RECORD SET —
------------------------------

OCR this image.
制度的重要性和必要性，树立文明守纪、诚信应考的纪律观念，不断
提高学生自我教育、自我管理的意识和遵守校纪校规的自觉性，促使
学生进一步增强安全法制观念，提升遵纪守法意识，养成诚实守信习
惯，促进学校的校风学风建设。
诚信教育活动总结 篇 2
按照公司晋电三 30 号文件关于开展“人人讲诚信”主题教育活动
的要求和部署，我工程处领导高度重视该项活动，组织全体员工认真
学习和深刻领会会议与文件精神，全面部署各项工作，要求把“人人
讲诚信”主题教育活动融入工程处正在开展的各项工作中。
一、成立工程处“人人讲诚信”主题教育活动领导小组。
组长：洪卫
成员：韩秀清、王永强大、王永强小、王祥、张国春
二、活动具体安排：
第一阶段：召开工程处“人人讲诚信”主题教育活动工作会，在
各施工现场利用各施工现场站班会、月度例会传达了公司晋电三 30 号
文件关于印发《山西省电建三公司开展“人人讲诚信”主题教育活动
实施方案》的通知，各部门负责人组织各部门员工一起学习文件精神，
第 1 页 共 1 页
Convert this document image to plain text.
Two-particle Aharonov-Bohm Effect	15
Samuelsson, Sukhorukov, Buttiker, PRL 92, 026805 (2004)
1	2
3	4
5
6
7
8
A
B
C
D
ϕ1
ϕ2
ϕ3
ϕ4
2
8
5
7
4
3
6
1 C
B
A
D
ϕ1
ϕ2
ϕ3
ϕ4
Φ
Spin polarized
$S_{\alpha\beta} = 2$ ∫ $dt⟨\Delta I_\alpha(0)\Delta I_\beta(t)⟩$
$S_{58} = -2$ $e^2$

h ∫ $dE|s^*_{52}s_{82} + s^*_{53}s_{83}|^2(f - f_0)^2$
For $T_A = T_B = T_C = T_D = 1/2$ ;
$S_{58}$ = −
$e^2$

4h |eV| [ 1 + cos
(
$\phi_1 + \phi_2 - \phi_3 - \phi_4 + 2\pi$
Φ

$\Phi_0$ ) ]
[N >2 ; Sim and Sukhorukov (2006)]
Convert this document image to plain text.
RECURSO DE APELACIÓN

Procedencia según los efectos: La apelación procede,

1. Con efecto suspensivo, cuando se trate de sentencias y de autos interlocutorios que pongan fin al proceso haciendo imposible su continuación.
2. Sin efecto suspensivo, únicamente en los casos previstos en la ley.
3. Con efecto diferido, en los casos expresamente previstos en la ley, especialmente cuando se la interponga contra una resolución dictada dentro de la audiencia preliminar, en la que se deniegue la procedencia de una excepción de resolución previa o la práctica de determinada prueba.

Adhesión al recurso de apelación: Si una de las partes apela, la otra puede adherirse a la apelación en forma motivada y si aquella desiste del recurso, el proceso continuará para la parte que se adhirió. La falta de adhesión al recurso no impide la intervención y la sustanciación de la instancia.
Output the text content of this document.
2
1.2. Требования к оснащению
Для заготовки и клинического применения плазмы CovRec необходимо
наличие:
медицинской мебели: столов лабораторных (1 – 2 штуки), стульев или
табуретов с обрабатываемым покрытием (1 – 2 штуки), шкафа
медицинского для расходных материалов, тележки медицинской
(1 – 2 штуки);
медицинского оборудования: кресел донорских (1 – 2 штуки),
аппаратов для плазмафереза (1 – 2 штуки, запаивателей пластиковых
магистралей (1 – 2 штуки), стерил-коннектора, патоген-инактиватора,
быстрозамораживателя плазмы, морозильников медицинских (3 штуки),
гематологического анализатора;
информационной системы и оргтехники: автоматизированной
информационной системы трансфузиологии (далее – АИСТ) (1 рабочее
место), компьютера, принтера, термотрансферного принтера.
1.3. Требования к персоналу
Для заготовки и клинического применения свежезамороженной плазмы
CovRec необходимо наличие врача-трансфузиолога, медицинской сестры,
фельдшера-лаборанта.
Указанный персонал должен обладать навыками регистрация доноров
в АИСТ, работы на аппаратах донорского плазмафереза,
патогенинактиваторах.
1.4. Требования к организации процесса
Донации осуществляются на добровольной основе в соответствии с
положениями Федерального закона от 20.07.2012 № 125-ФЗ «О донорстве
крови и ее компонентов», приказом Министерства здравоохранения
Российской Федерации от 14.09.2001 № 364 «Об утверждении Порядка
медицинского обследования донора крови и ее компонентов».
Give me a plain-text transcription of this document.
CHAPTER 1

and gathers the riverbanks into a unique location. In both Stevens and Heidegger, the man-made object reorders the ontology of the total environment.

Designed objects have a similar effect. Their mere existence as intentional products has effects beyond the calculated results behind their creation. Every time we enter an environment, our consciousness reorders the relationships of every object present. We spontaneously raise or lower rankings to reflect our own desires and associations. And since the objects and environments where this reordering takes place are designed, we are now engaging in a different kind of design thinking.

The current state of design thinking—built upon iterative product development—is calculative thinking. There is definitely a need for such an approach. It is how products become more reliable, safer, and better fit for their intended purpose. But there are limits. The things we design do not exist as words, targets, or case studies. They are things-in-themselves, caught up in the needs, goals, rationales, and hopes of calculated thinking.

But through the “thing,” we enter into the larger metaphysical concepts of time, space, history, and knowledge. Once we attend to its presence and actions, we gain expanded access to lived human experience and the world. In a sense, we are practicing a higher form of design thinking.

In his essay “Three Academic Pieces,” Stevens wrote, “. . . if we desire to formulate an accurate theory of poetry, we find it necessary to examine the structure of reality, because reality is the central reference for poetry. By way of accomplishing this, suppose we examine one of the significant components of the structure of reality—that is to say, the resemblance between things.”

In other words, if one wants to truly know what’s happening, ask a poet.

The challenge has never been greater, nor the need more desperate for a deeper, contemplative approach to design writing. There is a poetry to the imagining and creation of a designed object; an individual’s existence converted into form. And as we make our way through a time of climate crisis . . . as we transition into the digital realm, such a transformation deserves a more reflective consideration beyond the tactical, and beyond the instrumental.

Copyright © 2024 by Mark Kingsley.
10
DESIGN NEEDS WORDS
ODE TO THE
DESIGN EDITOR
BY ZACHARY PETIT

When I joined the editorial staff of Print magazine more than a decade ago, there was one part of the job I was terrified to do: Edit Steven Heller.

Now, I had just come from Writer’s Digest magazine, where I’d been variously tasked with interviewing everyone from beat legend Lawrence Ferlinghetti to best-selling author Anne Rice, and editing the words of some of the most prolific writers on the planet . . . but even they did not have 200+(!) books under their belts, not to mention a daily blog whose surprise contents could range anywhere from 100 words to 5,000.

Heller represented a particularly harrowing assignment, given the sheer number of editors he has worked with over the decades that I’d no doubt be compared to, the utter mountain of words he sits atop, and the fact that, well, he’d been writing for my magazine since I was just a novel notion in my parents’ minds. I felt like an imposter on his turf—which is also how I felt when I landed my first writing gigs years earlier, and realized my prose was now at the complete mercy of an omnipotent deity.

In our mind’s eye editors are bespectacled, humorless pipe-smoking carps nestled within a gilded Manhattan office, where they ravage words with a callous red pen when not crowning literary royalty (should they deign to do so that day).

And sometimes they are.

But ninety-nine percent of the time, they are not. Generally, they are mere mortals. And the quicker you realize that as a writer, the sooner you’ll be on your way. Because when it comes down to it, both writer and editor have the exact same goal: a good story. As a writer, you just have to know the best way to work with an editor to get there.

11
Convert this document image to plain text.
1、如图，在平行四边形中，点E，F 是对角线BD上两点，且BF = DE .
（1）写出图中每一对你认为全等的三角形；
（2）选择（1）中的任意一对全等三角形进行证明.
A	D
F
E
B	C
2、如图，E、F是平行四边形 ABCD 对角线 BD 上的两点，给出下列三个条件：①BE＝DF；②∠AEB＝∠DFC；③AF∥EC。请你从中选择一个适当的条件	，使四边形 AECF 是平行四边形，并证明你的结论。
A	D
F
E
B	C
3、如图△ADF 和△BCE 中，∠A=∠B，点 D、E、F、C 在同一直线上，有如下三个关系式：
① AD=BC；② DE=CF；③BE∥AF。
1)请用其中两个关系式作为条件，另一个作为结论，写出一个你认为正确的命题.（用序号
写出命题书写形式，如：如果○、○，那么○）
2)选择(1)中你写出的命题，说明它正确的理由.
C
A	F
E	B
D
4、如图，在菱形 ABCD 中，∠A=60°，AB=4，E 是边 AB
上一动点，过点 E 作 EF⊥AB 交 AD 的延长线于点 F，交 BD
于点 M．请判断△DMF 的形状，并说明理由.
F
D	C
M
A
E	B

------------------------------

DIRECTION — Check each line in the listing above for the string "proceso", then report how many lines contain it, with no other text.

ANSWER TO THE EXERCISE — 2